**Goal:** Pull every line of the entries that has the word "script".

**Data section:**
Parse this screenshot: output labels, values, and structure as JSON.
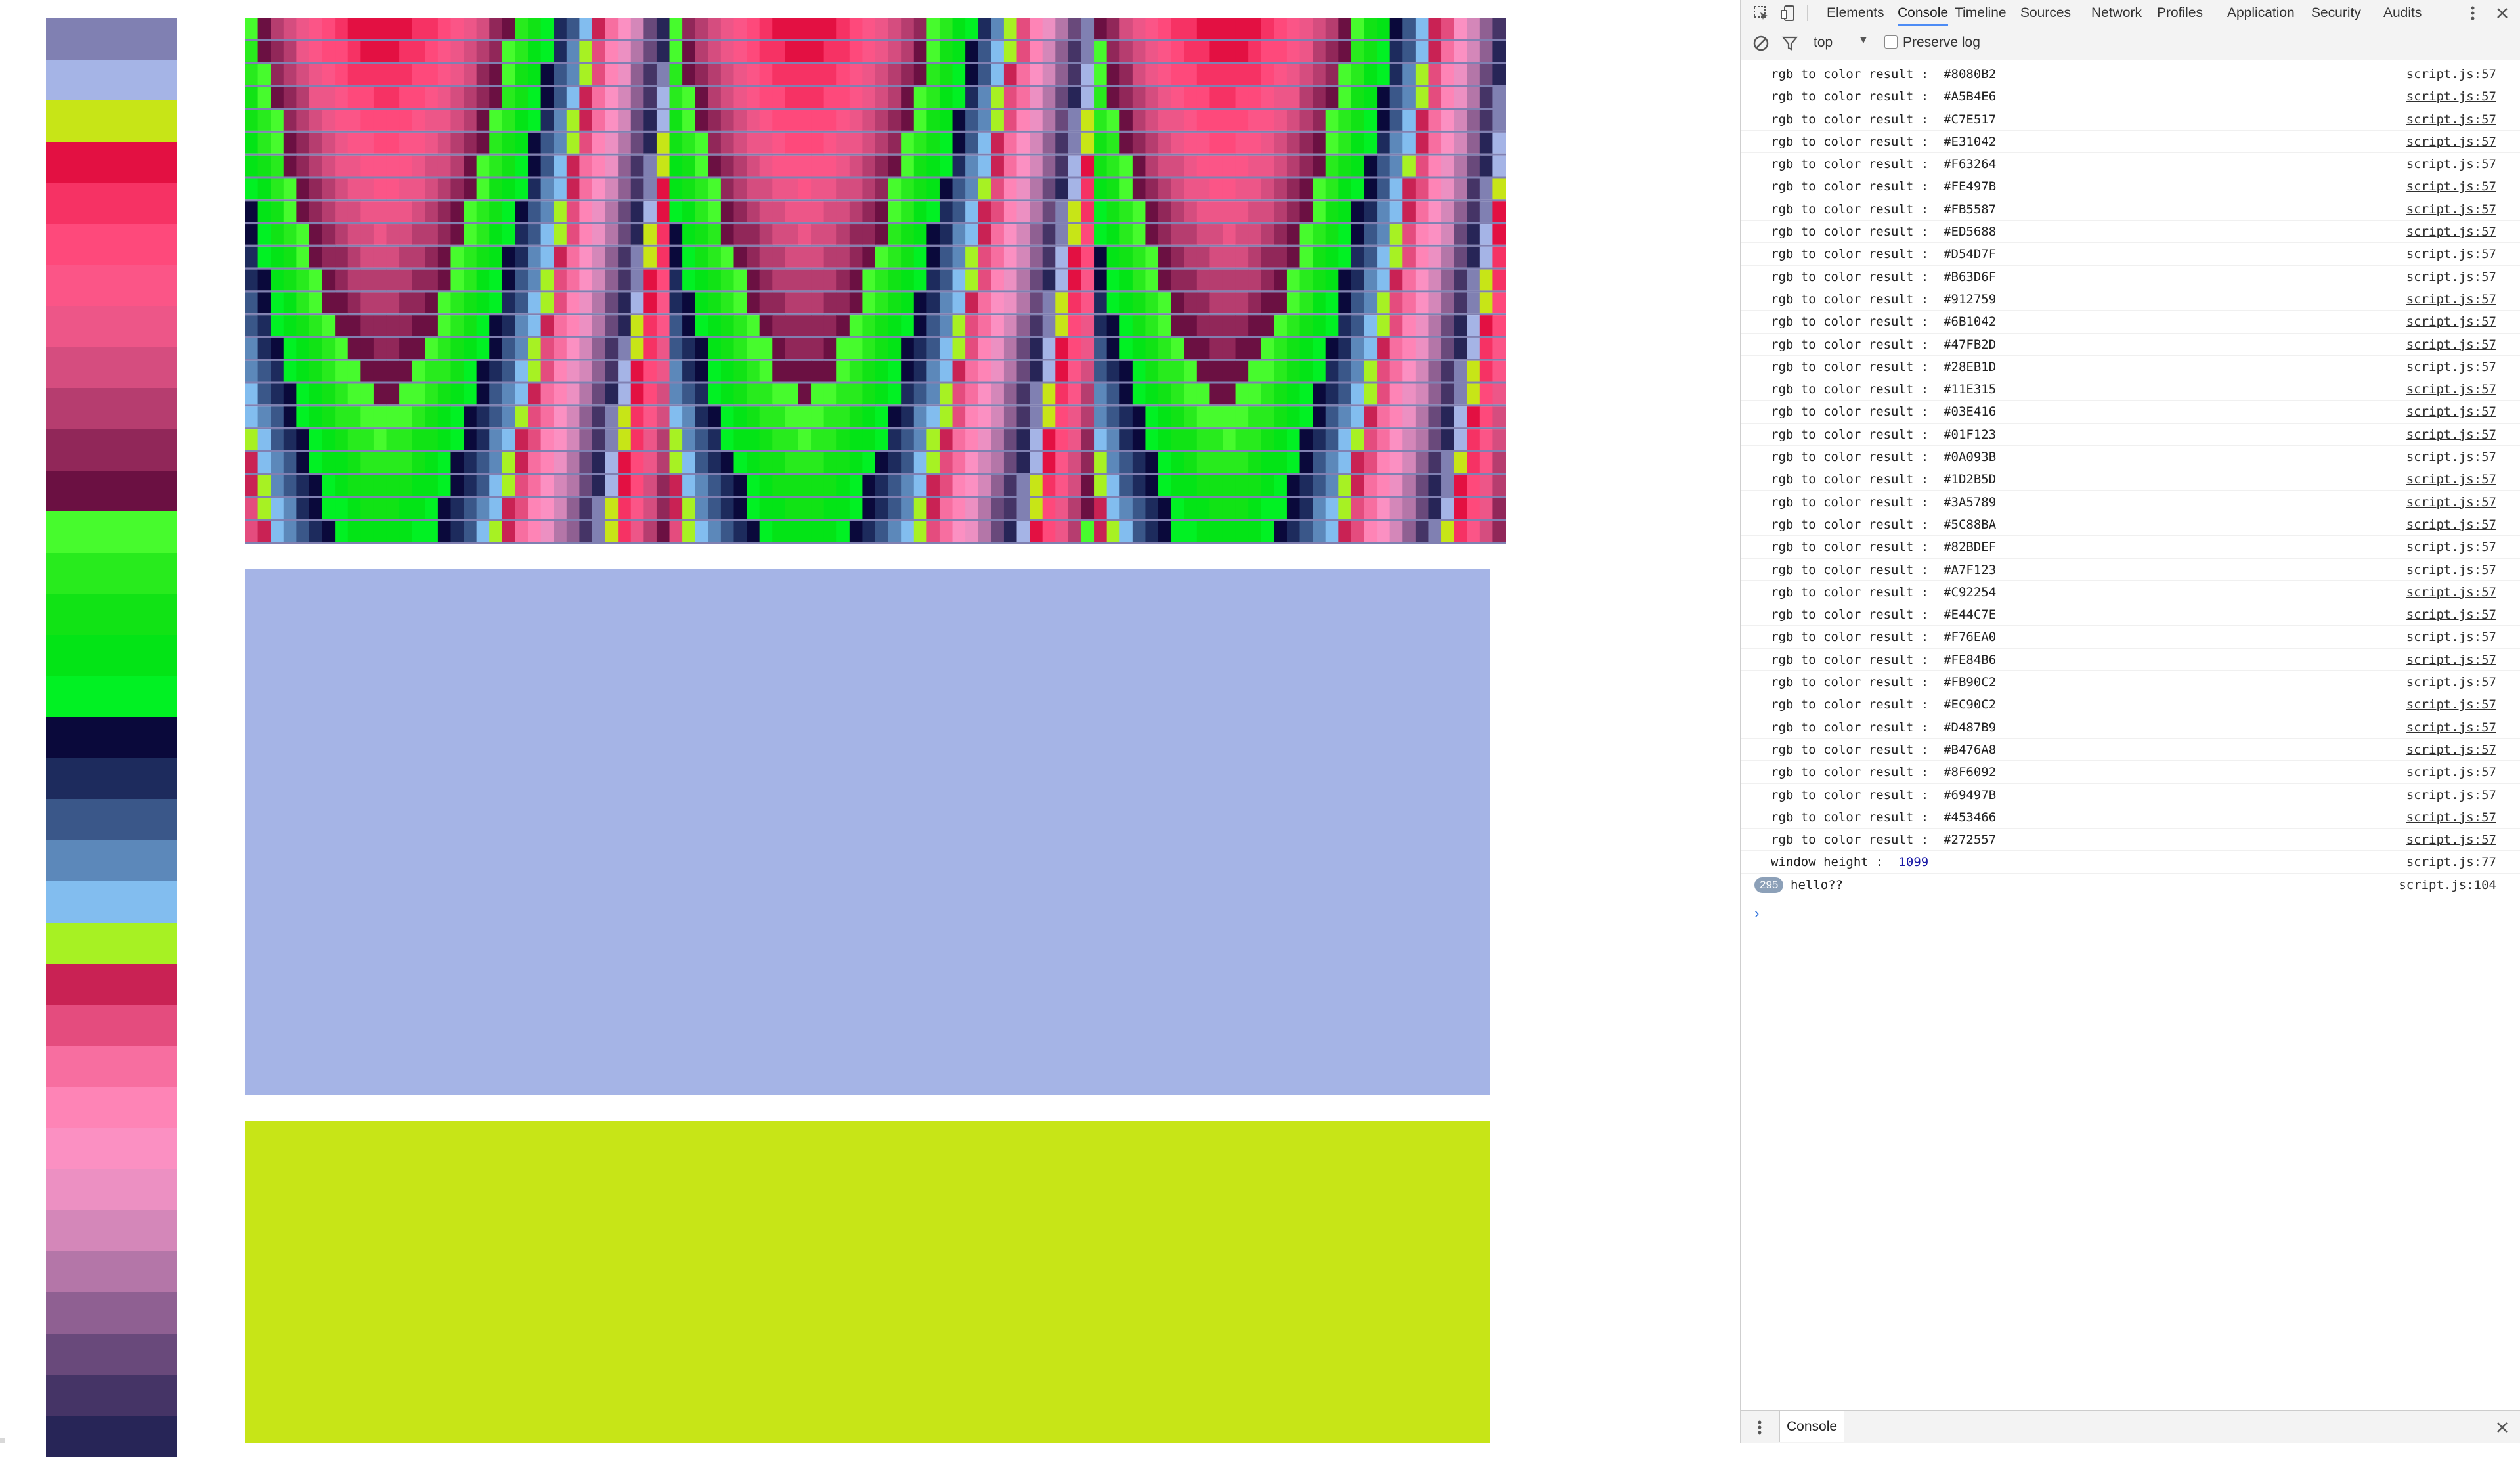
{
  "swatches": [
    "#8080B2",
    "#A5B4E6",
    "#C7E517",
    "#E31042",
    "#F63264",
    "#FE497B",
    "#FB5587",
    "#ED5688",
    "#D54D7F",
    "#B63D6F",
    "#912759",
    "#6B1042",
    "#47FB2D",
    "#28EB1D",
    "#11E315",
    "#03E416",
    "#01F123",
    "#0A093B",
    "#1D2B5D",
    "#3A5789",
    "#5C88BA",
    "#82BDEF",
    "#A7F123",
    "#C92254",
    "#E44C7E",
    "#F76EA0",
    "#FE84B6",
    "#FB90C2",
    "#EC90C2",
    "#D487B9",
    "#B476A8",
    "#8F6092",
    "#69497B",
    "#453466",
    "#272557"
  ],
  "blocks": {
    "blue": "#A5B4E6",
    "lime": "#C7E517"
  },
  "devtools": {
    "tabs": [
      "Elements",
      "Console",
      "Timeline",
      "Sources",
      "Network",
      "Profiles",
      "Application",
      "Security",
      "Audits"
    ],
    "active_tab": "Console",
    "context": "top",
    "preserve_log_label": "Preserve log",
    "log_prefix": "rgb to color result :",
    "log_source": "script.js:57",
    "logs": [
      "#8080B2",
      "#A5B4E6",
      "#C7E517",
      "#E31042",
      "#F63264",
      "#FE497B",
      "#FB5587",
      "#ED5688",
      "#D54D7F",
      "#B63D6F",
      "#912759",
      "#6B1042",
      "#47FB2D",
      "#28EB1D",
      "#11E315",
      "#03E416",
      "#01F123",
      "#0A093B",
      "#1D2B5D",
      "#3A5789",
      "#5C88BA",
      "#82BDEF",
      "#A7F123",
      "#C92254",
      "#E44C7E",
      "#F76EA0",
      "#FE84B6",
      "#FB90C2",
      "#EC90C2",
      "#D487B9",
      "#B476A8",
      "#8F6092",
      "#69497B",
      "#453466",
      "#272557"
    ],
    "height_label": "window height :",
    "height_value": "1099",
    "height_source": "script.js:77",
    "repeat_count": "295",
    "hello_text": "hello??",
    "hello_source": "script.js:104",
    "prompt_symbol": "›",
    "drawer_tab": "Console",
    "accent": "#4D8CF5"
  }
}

**The result:**
    "log_source": "script.js:57",
    "height_source": "script.js:77",
    "hello_source": "script.js:104",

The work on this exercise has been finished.